##### INPUT #####

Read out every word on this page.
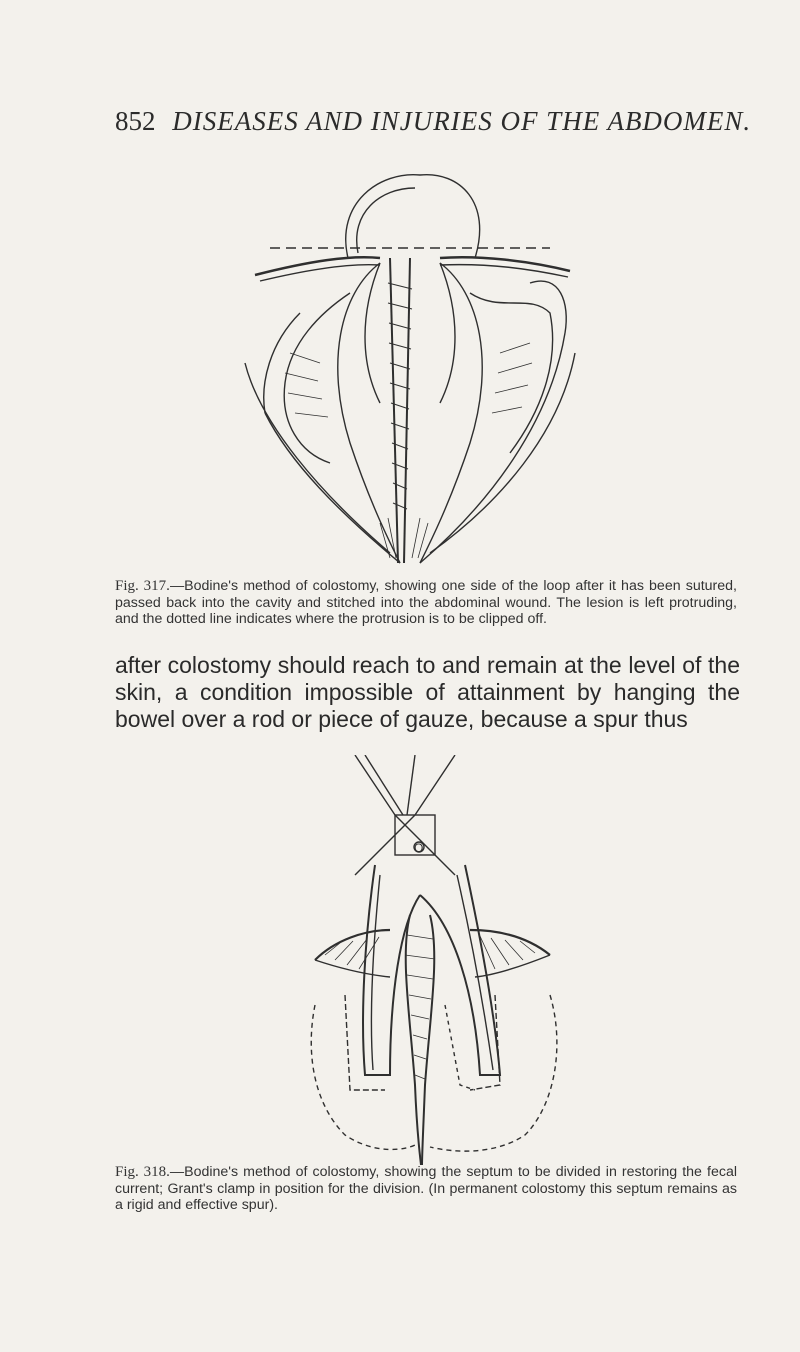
852 DISEASES AND INJURIES OF THE ABDOMEN.
Fig. 317.—Bodine's method of colostomy, showing one side of the loop after it has been sutured, passed back into the cavity and stitched into the abdominal wound. The lesion is left protruding, and the dotted line indicates where the protrusion is to be clipped off.
after colostomy should reach to and remain at the level of the skin, a condition impossible of attainment by hanging the bowel over a rod or piece of gauze, because a spur thus
O
Fig. 318.—Bodine's method of colostomy, showing the septum to be divided in restoring the fecal current; Grant's clamp in position for the division. (In permanent colostomy this septum remains as a rigid and effective spur).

#####

#### YOUR TASK
Without the pictures, reproduce every line of the records above exactly.

#### PROBLEM SOLUTION
Read out every word on this page.
852 DISEASES AND INJURIES OF THE ABDOMEN.
Fig. 317.—Bodine's method of colostomy, showing one side of the loop after it has been sutured, passed back into the cavity and stitched into the abdominal wound. The lesion is left protruding, and the dotted line indicates where the protrusion is to be clipped off.
after colostomy should reach to and remain at the level of the skin, a condition impossible of attainment by hanging the bowel over a rod or piece of gauze, because a spur thus
O
Fig. 318.—Bodine's method of colostomy, showing the septum to be divided in restoring the fecal current; Grant's clamp in position for the division. (In permanent colostomy this septum remains as a rigid and effective spur).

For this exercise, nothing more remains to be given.